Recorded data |
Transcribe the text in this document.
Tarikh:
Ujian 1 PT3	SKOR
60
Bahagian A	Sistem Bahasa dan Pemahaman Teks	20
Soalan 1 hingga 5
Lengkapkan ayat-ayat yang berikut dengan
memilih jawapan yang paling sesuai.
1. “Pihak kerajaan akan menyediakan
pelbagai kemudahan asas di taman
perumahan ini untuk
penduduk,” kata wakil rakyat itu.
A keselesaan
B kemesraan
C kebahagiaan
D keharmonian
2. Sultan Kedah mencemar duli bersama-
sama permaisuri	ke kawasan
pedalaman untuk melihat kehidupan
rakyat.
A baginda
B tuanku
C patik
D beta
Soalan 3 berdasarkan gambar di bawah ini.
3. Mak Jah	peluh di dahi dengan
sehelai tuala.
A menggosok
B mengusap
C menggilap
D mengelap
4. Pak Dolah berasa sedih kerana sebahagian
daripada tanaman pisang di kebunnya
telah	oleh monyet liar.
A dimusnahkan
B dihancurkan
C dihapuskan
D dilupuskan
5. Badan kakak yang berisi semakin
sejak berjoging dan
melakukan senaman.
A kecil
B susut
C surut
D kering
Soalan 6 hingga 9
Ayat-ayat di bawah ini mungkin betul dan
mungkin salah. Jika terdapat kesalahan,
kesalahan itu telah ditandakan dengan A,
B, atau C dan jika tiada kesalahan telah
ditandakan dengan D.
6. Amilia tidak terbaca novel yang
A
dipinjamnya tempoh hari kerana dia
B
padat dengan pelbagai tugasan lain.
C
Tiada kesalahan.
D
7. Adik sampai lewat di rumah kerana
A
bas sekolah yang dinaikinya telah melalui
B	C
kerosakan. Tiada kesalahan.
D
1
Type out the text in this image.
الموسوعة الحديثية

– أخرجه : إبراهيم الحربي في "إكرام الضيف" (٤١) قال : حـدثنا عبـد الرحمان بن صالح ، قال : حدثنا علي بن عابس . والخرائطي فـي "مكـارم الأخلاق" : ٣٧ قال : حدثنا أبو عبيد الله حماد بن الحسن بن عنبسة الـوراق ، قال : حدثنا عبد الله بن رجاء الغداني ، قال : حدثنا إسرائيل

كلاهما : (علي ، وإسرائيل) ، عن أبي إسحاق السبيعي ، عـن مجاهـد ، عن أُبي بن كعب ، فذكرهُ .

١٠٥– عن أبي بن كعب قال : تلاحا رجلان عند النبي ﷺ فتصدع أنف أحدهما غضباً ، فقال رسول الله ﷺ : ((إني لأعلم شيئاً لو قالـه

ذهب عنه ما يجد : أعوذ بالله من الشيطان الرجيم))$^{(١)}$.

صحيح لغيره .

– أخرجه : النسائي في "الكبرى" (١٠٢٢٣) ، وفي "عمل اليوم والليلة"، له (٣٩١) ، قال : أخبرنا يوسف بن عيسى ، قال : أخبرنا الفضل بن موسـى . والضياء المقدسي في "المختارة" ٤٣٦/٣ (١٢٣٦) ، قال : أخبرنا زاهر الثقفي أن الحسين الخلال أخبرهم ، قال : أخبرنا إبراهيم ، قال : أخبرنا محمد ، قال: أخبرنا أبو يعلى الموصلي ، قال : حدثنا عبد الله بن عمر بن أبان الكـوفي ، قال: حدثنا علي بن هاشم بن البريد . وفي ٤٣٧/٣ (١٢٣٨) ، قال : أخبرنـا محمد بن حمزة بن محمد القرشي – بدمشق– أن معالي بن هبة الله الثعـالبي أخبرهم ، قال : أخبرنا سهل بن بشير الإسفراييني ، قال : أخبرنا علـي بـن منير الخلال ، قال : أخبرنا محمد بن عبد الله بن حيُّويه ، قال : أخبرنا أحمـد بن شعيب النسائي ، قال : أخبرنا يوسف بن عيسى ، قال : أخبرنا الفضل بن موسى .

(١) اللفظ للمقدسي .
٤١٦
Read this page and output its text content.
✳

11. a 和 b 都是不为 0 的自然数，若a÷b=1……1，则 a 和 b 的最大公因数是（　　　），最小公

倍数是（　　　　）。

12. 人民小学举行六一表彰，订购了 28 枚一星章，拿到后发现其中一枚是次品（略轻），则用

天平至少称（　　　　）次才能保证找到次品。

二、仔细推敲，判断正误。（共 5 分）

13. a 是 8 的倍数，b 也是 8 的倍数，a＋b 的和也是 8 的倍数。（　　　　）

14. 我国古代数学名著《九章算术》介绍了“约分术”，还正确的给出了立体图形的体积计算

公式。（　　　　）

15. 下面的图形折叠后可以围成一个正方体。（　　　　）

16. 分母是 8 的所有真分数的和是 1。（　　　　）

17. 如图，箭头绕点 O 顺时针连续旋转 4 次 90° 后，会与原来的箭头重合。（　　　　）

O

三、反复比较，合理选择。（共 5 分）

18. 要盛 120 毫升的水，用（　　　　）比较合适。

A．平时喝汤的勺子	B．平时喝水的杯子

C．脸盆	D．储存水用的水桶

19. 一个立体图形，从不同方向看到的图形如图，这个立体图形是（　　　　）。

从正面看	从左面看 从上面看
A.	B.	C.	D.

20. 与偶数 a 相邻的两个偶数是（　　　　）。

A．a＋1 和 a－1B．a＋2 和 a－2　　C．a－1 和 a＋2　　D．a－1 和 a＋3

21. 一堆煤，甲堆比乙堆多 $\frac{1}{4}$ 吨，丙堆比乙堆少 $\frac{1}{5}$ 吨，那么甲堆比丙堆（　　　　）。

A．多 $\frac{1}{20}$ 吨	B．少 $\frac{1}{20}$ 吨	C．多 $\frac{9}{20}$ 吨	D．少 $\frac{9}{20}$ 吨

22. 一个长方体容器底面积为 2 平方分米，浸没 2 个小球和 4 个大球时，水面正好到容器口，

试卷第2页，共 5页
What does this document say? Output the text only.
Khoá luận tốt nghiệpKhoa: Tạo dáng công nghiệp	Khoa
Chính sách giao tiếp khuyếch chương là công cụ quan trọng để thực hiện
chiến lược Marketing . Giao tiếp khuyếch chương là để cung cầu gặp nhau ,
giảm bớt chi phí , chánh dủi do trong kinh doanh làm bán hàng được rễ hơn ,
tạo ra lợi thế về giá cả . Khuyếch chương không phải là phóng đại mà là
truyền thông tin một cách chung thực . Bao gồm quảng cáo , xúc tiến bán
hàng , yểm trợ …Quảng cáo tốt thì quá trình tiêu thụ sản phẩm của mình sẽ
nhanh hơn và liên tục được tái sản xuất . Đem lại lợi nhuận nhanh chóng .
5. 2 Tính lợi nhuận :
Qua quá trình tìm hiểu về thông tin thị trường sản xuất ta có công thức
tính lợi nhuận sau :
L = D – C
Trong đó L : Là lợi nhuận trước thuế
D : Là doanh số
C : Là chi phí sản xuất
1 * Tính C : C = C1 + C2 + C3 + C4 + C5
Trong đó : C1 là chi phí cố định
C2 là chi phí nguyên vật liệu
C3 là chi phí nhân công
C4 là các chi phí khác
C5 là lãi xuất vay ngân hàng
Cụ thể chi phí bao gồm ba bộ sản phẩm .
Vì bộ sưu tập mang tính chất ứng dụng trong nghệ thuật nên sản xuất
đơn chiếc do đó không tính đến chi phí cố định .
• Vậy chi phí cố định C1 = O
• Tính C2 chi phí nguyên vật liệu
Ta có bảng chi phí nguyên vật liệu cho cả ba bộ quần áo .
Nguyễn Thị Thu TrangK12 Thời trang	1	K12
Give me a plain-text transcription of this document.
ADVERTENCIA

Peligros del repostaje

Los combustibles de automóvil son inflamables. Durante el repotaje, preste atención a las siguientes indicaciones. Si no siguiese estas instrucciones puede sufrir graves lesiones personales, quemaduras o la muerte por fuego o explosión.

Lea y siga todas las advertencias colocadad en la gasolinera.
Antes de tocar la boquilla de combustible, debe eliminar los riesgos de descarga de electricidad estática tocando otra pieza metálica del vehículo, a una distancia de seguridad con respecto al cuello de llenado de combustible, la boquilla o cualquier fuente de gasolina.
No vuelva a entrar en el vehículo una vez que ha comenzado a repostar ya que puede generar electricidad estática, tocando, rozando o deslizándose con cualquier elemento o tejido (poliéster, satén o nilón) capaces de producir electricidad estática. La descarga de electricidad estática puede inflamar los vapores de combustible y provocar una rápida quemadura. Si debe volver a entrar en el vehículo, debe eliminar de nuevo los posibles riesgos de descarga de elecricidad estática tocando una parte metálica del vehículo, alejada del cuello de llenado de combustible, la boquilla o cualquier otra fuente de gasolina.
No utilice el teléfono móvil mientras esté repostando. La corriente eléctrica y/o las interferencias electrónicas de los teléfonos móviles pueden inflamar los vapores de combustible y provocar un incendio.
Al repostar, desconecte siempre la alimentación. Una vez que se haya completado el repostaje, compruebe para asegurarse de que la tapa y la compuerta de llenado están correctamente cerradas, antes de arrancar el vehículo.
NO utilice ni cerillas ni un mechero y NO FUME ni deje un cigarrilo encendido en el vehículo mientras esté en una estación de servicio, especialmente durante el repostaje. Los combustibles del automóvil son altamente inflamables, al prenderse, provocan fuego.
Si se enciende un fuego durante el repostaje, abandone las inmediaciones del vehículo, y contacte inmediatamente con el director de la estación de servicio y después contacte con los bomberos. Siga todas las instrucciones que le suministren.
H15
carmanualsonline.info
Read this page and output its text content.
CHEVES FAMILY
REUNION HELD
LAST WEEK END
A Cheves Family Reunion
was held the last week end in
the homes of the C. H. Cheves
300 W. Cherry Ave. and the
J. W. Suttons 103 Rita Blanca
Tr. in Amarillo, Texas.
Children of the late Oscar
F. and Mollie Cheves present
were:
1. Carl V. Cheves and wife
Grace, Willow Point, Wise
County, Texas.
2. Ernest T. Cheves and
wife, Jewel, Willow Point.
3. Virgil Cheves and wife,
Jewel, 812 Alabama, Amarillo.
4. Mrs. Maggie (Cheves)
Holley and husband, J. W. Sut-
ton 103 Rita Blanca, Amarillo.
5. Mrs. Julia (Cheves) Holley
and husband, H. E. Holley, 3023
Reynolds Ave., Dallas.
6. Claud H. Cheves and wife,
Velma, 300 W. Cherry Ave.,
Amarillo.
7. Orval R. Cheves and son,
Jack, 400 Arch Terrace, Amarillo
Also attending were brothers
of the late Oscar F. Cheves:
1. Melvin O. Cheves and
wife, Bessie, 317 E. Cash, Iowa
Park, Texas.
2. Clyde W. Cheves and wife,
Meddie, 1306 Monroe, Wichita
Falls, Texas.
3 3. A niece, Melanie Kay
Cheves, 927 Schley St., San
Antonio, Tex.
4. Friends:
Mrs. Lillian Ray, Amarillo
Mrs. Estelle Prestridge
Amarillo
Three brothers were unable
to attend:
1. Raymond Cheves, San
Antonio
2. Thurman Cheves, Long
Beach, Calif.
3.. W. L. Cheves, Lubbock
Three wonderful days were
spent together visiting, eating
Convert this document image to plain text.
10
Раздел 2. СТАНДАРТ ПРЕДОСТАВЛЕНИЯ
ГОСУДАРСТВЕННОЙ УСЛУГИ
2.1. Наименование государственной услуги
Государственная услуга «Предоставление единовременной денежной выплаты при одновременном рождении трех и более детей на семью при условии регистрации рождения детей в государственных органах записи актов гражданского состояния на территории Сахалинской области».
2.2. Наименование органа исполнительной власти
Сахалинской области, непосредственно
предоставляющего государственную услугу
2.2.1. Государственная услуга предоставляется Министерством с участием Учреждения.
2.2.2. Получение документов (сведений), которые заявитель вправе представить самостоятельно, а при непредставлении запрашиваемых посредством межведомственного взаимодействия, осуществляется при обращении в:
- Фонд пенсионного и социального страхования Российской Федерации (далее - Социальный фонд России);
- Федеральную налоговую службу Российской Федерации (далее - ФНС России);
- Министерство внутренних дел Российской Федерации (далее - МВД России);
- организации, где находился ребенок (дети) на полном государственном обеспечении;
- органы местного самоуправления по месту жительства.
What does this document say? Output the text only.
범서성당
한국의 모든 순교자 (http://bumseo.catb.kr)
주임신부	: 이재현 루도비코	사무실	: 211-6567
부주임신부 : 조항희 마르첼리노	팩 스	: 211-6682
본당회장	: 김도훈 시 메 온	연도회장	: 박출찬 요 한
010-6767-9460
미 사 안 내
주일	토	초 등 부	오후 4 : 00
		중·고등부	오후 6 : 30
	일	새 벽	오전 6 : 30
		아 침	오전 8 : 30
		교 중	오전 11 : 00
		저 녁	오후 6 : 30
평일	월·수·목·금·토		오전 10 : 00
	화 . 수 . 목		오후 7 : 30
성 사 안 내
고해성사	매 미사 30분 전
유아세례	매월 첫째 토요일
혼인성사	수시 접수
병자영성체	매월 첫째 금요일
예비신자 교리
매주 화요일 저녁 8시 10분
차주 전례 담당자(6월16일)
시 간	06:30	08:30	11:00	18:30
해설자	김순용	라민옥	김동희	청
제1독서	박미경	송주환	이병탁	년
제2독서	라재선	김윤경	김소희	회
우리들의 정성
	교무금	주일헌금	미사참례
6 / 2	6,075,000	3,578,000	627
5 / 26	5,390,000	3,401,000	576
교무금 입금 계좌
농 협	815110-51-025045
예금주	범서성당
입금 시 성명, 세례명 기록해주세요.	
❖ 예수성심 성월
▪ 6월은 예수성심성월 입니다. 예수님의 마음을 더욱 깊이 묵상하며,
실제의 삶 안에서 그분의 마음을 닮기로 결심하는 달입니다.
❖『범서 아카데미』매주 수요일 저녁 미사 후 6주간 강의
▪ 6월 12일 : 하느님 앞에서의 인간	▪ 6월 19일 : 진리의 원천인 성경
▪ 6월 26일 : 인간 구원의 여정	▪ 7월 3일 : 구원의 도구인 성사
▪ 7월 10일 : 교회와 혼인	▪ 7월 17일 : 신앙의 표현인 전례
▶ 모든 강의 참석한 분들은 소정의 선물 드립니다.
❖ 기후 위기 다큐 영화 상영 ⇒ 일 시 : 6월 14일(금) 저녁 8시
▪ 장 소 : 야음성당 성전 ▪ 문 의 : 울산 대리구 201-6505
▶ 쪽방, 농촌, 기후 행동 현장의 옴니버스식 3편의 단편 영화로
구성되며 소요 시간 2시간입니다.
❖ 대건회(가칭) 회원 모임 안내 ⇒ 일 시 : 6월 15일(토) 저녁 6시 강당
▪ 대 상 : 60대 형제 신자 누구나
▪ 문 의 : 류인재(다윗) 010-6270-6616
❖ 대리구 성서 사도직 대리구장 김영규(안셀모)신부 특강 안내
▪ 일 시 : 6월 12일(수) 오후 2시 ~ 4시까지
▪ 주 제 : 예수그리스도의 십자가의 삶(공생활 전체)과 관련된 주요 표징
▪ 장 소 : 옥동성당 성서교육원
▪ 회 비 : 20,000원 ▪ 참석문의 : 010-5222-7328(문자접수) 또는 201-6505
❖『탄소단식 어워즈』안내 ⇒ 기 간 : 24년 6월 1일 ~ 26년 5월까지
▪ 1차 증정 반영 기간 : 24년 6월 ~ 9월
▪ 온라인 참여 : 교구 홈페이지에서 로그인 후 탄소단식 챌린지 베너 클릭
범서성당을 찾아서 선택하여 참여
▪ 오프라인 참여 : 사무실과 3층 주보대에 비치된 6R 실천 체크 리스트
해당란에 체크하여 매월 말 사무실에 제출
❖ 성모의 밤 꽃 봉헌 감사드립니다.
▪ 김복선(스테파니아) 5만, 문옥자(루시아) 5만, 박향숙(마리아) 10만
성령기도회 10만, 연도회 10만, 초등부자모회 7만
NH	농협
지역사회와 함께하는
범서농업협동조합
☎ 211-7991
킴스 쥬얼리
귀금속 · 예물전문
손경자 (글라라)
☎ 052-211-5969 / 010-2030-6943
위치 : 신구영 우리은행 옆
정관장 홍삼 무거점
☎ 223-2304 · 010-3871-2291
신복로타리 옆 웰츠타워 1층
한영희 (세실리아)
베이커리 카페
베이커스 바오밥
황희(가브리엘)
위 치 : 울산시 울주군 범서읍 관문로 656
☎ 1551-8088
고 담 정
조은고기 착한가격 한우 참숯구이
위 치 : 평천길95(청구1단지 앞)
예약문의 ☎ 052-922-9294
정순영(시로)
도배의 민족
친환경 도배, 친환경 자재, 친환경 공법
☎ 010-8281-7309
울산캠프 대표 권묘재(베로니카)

What you need to do |
In the records above, find each line that holds the word "nguyên"; copy all such lines.

Solution below |
C2 là chi phí nguyên vật liệu
• Tính C2 chi phí nguyên vật liệu
Ta có bảng chi phí nguyên vật liệu cho cả ba bộ quần áo .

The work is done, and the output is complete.